* **PROMPT**:
Pull out each line of the records holding the string "legend".

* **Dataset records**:
'''
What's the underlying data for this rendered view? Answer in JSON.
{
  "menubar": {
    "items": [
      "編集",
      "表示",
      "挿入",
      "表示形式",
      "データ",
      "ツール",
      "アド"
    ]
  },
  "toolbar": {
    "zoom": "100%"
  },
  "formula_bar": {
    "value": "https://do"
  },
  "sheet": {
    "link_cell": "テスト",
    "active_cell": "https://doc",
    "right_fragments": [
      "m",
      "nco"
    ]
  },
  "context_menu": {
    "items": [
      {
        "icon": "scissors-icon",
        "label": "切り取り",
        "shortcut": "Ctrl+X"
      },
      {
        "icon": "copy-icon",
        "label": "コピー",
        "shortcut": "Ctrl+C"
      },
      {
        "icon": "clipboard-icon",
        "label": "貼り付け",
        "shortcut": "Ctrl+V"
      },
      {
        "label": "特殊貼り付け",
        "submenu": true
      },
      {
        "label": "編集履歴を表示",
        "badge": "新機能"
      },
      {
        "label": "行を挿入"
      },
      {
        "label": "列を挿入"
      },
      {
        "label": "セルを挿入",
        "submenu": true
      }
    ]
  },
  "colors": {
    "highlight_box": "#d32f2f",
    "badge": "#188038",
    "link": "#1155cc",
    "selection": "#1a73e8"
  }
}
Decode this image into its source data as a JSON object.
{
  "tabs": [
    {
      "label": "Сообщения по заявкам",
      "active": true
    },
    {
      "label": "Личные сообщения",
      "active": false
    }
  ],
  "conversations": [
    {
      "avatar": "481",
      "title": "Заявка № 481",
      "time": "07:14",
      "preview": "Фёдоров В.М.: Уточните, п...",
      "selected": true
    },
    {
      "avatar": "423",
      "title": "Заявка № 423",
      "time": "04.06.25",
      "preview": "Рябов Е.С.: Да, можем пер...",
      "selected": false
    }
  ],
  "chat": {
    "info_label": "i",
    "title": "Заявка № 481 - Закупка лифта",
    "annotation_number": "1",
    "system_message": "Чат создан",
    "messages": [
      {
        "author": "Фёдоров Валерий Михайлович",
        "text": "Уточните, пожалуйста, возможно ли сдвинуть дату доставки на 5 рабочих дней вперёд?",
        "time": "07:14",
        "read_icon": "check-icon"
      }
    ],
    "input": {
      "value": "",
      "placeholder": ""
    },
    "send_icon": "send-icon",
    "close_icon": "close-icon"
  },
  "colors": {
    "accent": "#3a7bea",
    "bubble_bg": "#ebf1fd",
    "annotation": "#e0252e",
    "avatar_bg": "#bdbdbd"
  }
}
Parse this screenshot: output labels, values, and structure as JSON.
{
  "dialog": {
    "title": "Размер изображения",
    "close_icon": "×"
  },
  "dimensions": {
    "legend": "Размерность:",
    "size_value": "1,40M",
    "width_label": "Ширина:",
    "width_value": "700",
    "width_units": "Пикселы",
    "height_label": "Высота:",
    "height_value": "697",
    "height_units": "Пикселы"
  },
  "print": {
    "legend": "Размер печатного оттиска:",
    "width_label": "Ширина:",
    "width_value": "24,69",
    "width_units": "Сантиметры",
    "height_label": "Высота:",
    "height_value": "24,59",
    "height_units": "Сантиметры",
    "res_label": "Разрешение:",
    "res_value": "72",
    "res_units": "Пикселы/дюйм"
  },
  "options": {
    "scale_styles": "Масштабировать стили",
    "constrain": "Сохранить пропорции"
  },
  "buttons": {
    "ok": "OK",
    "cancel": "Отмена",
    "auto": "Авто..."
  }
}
'''
* **EXERCISE SOLUTION**:
    "legend": "Размерность:",
    "legend": "Размер печатного оттиска:",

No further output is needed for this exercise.